-- Start --
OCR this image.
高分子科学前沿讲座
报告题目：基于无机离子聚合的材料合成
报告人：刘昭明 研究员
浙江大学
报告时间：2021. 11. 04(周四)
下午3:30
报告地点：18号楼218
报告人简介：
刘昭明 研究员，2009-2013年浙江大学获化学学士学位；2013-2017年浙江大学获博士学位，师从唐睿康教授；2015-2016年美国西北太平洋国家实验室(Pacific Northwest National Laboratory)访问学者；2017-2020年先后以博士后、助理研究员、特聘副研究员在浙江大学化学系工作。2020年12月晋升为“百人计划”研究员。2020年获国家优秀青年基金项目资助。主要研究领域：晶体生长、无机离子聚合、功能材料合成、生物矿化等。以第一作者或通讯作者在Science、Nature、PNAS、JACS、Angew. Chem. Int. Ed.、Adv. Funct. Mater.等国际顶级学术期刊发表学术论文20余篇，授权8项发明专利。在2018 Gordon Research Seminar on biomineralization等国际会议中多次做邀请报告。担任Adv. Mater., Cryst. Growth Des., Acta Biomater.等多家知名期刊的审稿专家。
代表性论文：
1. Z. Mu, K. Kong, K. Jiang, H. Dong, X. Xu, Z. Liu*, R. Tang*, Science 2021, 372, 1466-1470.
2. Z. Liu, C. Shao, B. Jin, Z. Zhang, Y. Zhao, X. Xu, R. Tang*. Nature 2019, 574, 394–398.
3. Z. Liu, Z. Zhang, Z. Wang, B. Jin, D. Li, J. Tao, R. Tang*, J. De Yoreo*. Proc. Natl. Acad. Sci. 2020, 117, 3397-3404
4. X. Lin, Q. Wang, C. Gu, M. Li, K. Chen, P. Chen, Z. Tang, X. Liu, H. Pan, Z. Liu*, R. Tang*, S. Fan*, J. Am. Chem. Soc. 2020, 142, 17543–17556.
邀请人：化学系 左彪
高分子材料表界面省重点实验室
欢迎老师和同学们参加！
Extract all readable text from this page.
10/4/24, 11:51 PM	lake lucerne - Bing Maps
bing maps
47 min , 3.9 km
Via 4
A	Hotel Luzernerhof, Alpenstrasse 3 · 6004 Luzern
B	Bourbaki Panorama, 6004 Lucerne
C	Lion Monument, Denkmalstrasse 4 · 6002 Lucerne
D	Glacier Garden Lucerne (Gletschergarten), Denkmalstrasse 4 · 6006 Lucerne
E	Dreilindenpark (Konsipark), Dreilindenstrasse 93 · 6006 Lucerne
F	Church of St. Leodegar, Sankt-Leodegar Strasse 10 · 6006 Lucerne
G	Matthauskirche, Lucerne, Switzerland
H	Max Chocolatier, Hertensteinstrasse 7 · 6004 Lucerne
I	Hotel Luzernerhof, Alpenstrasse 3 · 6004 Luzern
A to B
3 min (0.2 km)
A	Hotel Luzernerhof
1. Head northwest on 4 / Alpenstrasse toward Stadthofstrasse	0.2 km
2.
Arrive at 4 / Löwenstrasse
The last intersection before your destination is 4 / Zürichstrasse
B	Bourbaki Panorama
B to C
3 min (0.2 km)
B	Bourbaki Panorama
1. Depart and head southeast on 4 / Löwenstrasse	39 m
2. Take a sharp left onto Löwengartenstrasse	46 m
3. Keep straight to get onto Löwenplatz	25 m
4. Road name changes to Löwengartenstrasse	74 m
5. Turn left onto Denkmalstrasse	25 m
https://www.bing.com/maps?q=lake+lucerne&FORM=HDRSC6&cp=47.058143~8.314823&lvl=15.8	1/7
-- End --
▸ **What is being asked**
For the listing above, identify each line bearing "onto".

▸ **Written reply**
2. Take a sharp left onto Löwengartenstrasse	46 m
3. Keep straight to get onto Löwenplatz	25 m
5. Turn left onto Denkmalstrasse	25 m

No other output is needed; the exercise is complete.